Instagram’s Image Problem

by John Shade

Generic image illustrating the article
  By reading this column you agree to abide by incomprehensible terms of use that John reserves the right to change at any time.  

Marvel Comics just killed off Peter Parker, its most enduringing and beloved character. I was surprised. I didn’t realize that Marvel had become a subsidiary of Facebook.

Instagram, which did become a subsidiary of Facebook, seriously angered its fans late last year when someone actually read its terms of use. You’d have thought Instagram had killed off its beloved mascot.

And the funny thing is, Instagram really didn’t do anything out of the ordinary.

The boilerplate legalese in Instagram’s terms of use made the usual sweeping assertions regarding its claimed rights in your intellectual property, the kind of stuff lawyers have been polishing to a dazzling opacity since Medieval times.

» REQUIREMENT A:
Answer these questions about the Instagram column, one answer per line:
(i) Which character did Marvel Comics kill off?
(ii) Of which company did Instagram become a subsidiary?
(iii) What did someone actually read that angered Instagram's fans?
» REQUIREMENT B:
In the records, take the lines from the line holding "grade-card: A Performance?" through the line holding "fully-loaded-marker[interactable]: Fully Loaded", inclusive. Give them as a JSON list of strings, one string per line.

» TASK INPUT:
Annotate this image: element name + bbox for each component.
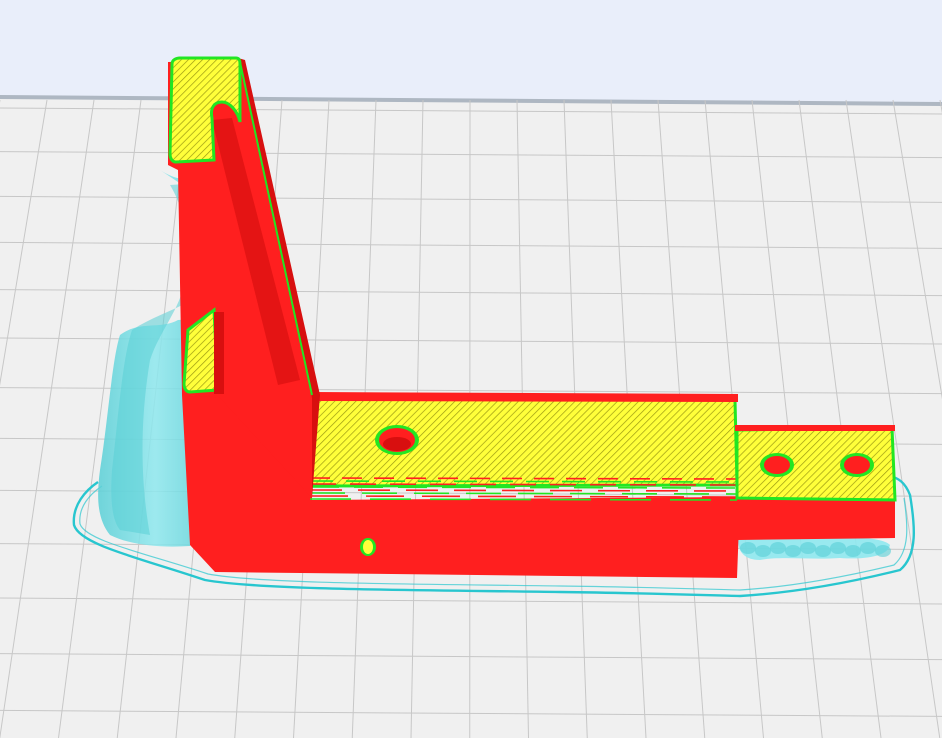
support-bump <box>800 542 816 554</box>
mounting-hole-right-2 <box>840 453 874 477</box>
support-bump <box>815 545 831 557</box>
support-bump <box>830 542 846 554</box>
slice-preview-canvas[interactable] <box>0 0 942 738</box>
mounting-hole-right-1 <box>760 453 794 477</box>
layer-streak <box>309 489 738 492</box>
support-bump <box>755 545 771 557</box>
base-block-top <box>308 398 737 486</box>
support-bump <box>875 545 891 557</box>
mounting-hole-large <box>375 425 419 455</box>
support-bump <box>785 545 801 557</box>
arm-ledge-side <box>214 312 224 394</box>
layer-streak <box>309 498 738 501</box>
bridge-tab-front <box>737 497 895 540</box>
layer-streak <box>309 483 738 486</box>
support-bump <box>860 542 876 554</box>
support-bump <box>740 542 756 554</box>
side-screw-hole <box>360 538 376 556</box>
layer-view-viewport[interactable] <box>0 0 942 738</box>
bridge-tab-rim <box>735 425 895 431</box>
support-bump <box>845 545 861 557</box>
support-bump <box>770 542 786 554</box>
* * *
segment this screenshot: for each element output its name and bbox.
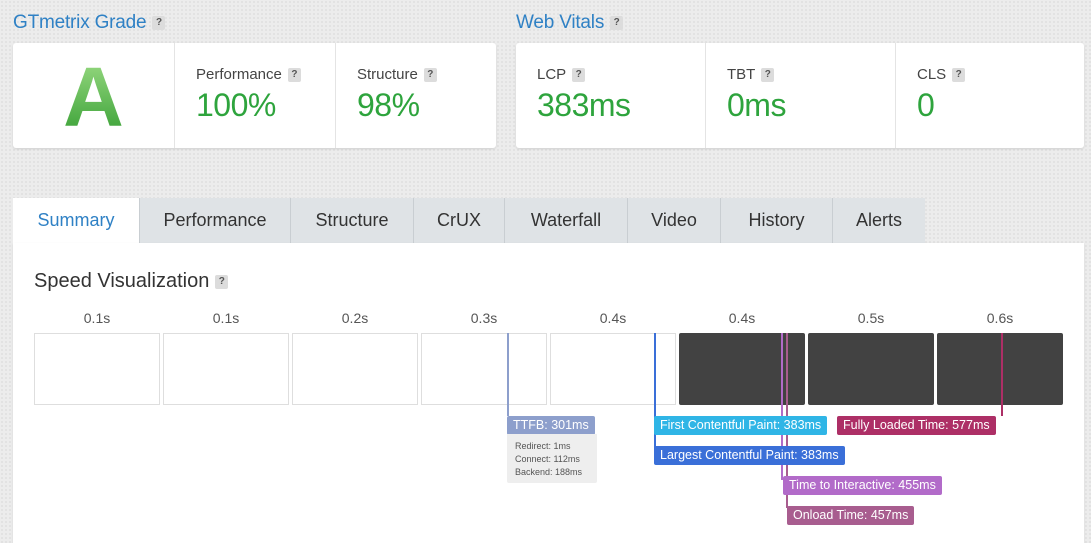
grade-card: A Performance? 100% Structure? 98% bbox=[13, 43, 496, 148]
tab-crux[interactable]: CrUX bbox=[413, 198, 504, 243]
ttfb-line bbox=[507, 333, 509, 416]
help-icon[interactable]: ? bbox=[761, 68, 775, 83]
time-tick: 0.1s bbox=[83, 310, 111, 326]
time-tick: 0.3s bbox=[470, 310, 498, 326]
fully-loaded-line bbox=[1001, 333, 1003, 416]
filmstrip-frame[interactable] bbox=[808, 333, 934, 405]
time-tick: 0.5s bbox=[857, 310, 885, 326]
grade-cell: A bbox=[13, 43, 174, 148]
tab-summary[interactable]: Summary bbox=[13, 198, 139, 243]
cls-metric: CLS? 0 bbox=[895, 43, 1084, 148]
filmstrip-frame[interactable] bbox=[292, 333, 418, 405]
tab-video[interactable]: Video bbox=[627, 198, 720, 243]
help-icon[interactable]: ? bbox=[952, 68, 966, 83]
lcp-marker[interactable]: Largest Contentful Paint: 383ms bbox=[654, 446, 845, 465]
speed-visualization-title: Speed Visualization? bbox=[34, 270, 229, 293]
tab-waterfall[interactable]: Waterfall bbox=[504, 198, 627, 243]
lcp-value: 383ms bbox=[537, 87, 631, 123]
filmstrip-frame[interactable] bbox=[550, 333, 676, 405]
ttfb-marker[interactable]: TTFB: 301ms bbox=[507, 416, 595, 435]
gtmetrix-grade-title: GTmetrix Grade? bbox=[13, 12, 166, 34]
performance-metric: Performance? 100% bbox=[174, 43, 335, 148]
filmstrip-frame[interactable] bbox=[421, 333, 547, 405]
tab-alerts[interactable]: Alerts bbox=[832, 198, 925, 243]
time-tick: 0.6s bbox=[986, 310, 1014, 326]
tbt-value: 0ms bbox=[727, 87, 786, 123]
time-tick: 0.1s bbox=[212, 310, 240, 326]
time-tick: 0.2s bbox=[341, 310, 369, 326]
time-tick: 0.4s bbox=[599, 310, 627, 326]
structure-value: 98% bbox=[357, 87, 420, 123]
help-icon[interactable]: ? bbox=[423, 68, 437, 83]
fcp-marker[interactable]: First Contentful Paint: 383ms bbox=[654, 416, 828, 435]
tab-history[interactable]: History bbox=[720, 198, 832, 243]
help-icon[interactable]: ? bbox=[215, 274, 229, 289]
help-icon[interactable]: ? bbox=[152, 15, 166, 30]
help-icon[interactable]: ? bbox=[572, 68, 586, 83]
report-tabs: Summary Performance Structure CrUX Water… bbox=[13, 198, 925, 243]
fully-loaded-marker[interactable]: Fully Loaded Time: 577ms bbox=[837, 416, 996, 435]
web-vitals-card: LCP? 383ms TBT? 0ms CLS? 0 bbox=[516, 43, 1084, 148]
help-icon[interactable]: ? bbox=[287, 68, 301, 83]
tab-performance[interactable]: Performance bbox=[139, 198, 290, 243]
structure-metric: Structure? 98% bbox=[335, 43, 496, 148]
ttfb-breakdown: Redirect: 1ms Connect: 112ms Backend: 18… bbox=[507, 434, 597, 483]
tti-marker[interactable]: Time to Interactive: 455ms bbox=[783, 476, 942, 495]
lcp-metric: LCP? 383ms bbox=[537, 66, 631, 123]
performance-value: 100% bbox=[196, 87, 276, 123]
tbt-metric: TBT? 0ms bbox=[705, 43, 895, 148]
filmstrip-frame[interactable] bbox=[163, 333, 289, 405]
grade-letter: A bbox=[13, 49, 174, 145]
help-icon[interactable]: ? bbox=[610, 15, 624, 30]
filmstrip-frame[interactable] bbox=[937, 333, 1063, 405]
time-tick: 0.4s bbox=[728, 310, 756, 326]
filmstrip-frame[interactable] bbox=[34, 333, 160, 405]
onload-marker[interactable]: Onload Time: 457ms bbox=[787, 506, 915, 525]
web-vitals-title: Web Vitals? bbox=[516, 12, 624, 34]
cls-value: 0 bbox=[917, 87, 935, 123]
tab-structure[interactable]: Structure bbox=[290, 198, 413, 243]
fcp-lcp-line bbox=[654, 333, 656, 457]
---
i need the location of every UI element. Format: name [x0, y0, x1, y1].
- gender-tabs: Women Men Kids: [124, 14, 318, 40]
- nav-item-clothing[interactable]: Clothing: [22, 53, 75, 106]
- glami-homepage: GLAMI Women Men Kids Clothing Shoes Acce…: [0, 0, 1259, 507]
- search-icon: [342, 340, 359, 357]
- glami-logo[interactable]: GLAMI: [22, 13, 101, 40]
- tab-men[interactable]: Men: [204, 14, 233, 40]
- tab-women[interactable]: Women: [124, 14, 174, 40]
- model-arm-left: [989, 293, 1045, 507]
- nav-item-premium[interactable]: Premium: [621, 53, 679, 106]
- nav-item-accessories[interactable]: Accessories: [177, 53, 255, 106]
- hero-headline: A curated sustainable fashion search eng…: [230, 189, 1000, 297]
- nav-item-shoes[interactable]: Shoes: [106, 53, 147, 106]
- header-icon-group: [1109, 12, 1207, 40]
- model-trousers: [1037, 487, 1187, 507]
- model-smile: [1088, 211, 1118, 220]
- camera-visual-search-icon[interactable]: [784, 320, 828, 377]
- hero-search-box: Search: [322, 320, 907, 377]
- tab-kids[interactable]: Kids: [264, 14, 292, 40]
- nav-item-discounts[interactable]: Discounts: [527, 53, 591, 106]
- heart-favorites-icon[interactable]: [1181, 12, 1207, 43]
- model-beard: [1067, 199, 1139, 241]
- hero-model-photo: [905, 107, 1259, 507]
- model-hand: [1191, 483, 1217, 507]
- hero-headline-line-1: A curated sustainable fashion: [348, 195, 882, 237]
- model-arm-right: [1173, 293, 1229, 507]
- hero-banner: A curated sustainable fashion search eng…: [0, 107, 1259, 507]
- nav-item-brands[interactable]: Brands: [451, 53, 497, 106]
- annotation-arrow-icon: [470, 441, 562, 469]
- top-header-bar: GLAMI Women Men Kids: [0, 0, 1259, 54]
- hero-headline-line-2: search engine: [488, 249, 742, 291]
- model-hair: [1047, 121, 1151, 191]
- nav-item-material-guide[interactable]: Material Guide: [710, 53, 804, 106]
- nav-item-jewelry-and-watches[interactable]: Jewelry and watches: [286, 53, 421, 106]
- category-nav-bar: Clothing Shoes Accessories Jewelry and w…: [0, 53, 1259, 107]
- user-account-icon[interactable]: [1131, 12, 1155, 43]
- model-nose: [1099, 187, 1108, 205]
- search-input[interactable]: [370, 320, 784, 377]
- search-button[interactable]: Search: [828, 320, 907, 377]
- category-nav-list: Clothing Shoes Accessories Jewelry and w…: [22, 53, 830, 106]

» COMPLETE RESPONSE A:
(i) Peter Parker
(ii) Facebook
(iii) Instagram's terms of use

» COMPLETE RESPONSE B:
[
  "grade-card: A Performance? 100% Structure? 98% bbox=[13, 43, 496, 148]",
  "tab-crux[interactable]: CrUX bbox=[413, 198, 504, 243]",
  "ttfb-line bbox=[507, 333, 509, 416]",
  "help-icon[interactable]: ? bbox=[761, 68, 775, 83]",
  "time-tick: 0.1s bbox=[83, 310, 111, 326]",
  "time-tick: 0.3s bbox=[470, 310, 498, 326]",
  "fully-loaded-line bbox=[1001, 333, 1003, 416]",
  "filmstrip-frame[interactable] bbox=[808, 333, 934, 405]",
  "time-tick: 0.5s bbox=[857, 310, 885, 326]",
  "grade-cell: A bbox=[13, 43, 174, 148]",
  "tab-summary[interactable]: Summary bbox=[13, 198, 139, 243]",
  "cls-metric: CLS? 0 bbox=[895, 43, 1084, 148]",
  "filmstrip-frame[interactable] bbox=[292, 333, 418, 405]",
  "tab-video[interactable]: Video bbox=[627, 198, 720, 243]",
  "help-icon[interactable]: ? bbox=[952, 68, 966, 83]",
  "lcp-marker[interactable]: Largest Contentful Paint: 383ms bbox=[654, 446, 845, 465]",
  "speed-visualization-title: Speed Visualization? bbox=[34, 270, 229, 293]",
  "tab-waterfall[interactable]: Waterfall bbox=[504, 198, 627, 243]",
  "lcp-value: 383ms bbox=[537, 87, 631, 123]",
  "filmstrip-frame[interactable] bbox=[550, 333, 676, 405]",
  "ttfb-marker[interactable]: TTFB: 301ms bbox=[507, 416, 595, 435]",
  "gtmetrix-grade-title: GTmetrix Grade? bbox=[13, 12, 166, 34]",
  "performance-metric: Performance? 100% bbox=[174, 43, 335, 148]",
  "filmstrip-frame[interactable] bbox=[421, 333, 547, 405]",
  "tab-alerts[interactable]: Alerts bbox=[832, 198, 925, 243]",
  "time-tick: 0.6s bbox=[986, 310, 1014, 326]",
  "tbt-value: 0ms bbox=[727, 87, 786, 123]",
  "time-tick: 0.1s bbox=[212, 310, 240, 326]",
  "time-tick: 0.2s bbox=[341, 310, 369, 326]",
  "time-tick: 0.4s bbox=[599, 310, 627, 326]",
  "structure-value: 98% bbox=[357, 87, 420, 123]",
  "help-icon[interactable]: ? bbox=[423, 68, 437, 83]",
  "fcp-marker[interactable]: First Contentful Paint: 383ms bbox=[654, 416, 828, 435]",
  "tab-history[interactable]: History bbox=[720, 198, 832, 243]",
  "help-icon[interactable]: ? bbox=[215, 274, 229, 289]",
  "help-icon[interactable]: ? bbox=[152, 15, 166, 30]",
  "help-icon[interactable]: ? bbox=[572, 68, 586, 83]",
  "report-tabs: Summary Performance Structure CrUX Water… bbox=[13, 198, 925, 243]",
  "fully-loaded-marker[interactable]: Fully Loaded Time: 577ms bbox=[837, 416, 996, 435]"
]